=== Dataset rows ===
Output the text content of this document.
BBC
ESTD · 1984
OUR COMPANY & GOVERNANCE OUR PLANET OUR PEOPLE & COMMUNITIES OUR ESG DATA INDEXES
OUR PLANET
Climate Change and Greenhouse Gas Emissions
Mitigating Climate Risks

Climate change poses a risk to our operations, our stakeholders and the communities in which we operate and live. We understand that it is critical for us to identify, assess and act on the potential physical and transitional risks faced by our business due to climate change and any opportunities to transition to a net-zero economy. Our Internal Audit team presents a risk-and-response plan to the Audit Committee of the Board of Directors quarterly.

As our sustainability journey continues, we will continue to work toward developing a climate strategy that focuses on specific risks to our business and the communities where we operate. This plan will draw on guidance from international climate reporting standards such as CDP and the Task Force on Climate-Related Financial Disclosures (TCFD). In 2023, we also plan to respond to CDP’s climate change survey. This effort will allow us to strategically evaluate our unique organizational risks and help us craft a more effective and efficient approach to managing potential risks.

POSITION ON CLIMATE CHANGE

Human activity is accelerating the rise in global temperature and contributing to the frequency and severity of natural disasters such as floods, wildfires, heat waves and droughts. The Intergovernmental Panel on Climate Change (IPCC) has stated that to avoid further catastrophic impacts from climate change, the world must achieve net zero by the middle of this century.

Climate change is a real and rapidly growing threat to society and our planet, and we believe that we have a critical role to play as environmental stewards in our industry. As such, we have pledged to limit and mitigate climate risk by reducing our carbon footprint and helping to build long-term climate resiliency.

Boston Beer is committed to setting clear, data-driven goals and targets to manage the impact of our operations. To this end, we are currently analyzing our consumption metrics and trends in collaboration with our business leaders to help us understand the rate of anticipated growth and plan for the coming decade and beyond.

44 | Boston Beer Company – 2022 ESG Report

==

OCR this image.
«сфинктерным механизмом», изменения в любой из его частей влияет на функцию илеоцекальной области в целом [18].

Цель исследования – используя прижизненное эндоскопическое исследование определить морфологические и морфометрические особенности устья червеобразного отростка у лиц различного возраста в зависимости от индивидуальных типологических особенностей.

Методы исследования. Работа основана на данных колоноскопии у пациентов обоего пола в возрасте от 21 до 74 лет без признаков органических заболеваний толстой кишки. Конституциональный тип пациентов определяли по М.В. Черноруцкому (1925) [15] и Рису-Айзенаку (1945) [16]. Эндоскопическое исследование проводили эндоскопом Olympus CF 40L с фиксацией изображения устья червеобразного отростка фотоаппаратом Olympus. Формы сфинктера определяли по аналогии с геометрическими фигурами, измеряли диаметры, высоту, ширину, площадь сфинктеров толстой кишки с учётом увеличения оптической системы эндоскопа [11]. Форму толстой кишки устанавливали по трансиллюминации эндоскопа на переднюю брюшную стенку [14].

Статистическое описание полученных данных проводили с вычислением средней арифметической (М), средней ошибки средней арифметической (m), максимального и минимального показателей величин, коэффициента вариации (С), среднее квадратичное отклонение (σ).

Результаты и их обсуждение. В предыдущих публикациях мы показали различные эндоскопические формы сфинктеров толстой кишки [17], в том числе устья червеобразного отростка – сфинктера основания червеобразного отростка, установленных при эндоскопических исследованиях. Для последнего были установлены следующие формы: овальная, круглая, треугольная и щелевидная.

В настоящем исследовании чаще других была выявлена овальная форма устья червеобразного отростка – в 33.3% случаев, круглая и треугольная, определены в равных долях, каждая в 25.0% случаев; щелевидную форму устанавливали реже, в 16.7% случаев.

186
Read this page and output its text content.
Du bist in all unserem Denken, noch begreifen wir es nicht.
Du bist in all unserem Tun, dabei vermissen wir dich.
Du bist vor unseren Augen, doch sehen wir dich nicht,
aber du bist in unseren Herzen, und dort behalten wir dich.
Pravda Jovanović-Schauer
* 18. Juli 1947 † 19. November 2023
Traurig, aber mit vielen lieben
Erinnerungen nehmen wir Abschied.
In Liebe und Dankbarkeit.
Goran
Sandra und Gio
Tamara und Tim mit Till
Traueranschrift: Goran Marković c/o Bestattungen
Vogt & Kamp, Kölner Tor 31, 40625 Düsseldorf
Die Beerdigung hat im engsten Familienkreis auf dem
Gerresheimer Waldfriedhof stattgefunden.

=== Written instruction ===
Collect each line holding the string "исследование".

=== Output of the exercise ===
Цель исследования – используя прижизненное эндоскопическое исследование определить морфологические и морфометрические особенности устья червеобразного отростка у лиц различного возраста в зависимости от индивидуальных типологических особенностей.
Методы исследования. Работа основана на данных колоноскопии у пациентов обоего пола в возрасте от 21 до 74 лет без признаков органических заболеваний толстой кишки. Конституциональный тип пациентов определяли по М.В. Черноруцкому (1925) [15] и Рису-Айзенаку (1945) [16]. Эндоскопическое исследование проводили эндоскопом Olympus CF 40L с фиксацией изображения устья червеобразного отростка фотоаппаратом Olympus. Формы сфинктера определяли по аналогии с геометрическими фигурами, измеряли диаметры, высоту, ширину, площадь сфинктеров толстой кишки с учётом увеличения оптической системы эндоскопа [11]. Форму толстой кишки устанавливали по трансиллюминации эндоскопа на переднюю брюшную стенку [14].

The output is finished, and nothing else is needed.